Some records:

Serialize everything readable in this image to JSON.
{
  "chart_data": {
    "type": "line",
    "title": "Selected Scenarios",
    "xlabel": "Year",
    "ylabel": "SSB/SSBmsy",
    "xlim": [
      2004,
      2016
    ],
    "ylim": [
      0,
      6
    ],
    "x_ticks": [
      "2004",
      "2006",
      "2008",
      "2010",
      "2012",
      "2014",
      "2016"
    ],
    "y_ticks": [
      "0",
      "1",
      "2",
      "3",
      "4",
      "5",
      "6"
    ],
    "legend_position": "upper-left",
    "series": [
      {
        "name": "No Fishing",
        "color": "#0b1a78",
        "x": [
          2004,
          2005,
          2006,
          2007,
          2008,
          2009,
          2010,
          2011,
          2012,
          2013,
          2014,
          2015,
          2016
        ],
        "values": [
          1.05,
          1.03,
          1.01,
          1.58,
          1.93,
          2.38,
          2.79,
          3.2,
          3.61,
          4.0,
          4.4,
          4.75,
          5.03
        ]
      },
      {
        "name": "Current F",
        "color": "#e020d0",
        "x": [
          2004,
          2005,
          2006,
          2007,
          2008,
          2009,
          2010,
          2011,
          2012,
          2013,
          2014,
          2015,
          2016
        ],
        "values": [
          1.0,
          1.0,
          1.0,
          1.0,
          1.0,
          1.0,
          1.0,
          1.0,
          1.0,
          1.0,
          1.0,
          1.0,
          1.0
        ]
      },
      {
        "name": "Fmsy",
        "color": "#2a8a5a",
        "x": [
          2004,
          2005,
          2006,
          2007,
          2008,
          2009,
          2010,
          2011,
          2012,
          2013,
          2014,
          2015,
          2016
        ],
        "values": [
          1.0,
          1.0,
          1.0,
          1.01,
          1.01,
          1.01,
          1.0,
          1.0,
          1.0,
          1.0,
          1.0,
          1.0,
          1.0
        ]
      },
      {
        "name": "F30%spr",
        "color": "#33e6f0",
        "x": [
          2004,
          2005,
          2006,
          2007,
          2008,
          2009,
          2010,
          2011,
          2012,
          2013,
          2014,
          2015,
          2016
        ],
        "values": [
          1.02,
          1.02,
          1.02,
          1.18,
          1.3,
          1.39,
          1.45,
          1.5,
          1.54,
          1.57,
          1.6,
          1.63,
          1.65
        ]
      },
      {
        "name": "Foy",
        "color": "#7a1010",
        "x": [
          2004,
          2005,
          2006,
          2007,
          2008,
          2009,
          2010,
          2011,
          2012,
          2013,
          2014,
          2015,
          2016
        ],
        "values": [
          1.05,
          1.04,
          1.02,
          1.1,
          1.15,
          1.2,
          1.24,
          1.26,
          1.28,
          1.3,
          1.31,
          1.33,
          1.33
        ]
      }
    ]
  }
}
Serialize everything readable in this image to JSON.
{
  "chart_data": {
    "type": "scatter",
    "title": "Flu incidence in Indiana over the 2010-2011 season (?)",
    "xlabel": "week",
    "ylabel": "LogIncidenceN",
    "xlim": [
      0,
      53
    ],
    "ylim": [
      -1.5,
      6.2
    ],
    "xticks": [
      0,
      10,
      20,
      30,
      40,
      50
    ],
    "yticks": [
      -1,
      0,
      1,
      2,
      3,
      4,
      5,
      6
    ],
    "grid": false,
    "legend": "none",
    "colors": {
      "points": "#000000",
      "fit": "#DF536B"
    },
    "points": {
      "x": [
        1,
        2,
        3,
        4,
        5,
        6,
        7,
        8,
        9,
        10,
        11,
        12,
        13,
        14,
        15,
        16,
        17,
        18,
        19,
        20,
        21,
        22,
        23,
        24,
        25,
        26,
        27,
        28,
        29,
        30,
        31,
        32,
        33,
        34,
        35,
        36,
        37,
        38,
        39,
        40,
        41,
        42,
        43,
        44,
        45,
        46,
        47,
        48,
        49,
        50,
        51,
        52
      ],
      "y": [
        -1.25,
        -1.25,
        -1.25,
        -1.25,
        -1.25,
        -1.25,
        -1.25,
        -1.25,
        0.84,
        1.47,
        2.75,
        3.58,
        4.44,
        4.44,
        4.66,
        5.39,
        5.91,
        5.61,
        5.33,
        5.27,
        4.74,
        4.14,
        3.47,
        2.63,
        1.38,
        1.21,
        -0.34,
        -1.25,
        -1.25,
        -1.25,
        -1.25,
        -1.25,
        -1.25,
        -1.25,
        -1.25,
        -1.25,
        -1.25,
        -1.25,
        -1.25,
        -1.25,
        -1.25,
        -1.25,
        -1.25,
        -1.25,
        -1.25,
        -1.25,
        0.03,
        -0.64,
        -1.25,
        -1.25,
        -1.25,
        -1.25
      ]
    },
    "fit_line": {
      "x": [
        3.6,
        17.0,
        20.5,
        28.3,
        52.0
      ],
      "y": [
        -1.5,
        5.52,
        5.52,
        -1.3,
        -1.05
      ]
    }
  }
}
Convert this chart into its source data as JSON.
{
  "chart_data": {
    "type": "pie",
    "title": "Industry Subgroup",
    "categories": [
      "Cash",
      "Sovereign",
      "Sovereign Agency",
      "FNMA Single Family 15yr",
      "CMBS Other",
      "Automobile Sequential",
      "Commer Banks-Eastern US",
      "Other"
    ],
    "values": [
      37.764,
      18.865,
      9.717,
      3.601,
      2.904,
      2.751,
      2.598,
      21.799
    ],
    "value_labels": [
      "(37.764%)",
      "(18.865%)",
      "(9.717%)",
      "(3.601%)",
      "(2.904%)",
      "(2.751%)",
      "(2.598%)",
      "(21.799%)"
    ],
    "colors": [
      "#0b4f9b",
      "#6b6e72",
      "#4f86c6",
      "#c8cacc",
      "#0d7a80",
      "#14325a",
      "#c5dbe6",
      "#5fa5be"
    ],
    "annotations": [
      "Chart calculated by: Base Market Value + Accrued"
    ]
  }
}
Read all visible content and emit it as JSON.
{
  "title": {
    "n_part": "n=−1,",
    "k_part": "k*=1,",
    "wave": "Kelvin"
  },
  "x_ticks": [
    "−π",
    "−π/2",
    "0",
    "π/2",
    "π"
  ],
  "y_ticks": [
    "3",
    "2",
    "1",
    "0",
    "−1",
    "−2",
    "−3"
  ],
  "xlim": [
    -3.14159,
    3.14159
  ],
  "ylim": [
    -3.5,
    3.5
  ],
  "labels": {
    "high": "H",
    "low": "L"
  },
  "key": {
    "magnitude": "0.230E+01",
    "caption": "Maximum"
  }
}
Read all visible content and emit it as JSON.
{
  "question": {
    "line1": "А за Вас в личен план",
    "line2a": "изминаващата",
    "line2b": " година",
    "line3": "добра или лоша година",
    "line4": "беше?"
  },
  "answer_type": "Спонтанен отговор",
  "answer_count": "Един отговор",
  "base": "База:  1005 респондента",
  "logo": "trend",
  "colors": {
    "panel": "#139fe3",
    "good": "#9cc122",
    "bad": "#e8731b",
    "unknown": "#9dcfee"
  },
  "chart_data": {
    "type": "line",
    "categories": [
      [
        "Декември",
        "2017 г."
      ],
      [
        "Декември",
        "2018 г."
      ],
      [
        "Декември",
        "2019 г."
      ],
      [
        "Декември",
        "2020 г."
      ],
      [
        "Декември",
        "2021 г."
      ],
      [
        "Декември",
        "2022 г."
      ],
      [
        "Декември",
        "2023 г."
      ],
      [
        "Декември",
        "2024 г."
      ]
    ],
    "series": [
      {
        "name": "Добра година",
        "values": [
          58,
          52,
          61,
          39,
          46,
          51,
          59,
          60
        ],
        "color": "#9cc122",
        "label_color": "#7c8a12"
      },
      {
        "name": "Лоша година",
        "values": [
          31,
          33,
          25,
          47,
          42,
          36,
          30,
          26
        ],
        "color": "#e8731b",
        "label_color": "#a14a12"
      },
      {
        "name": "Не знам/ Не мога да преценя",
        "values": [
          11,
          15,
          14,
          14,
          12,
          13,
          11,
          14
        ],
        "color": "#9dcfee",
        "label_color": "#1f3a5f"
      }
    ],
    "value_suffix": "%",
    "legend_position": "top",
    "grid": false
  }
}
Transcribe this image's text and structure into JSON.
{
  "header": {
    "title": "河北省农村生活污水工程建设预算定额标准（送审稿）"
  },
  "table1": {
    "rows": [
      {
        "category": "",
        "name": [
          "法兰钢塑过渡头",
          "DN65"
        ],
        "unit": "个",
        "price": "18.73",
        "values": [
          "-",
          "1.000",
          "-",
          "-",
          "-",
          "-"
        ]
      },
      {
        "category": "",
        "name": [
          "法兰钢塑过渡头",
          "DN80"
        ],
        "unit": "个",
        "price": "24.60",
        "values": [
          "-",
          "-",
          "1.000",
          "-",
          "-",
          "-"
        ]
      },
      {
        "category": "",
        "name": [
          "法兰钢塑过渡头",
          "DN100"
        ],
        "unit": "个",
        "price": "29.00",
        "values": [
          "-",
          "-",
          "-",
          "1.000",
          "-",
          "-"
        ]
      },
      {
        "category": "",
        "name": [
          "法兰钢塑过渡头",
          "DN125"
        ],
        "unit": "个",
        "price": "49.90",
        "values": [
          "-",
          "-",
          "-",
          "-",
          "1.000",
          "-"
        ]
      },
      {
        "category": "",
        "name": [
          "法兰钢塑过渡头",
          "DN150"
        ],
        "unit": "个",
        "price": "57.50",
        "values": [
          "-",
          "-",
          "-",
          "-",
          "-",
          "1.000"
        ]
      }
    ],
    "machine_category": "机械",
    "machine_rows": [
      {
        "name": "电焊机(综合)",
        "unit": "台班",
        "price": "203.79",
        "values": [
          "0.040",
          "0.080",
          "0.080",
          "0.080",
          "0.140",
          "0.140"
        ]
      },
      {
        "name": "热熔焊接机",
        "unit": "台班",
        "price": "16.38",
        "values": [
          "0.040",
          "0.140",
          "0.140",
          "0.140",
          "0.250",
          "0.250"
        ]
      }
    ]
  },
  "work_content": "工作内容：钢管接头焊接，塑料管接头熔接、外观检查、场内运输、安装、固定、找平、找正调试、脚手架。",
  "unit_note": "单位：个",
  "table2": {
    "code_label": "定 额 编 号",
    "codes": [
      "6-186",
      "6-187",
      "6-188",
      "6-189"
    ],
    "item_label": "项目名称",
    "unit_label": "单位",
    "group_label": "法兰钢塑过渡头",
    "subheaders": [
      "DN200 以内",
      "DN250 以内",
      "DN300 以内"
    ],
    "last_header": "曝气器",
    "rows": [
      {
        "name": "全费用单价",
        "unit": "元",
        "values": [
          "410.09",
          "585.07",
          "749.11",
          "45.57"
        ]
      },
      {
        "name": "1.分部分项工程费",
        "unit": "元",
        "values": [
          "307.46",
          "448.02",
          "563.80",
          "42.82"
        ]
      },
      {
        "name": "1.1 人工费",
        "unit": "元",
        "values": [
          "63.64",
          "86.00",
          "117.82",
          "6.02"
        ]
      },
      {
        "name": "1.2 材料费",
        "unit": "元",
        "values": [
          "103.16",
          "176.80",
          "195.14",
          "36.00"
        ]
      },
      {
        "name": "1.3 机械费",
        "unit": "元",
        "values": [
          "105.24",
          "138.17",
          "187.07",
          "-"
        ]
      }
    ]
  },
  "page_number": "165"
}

Stated exercise: Read the entries above, then pull out the lines that include "price".

Exercise response:
        "price": "18.73",
        "price": "24.60",
        "price": "29.00",
        "price": "49.90",
        "price": "57.50",
        "price": "203.79",
        "price": "16.38",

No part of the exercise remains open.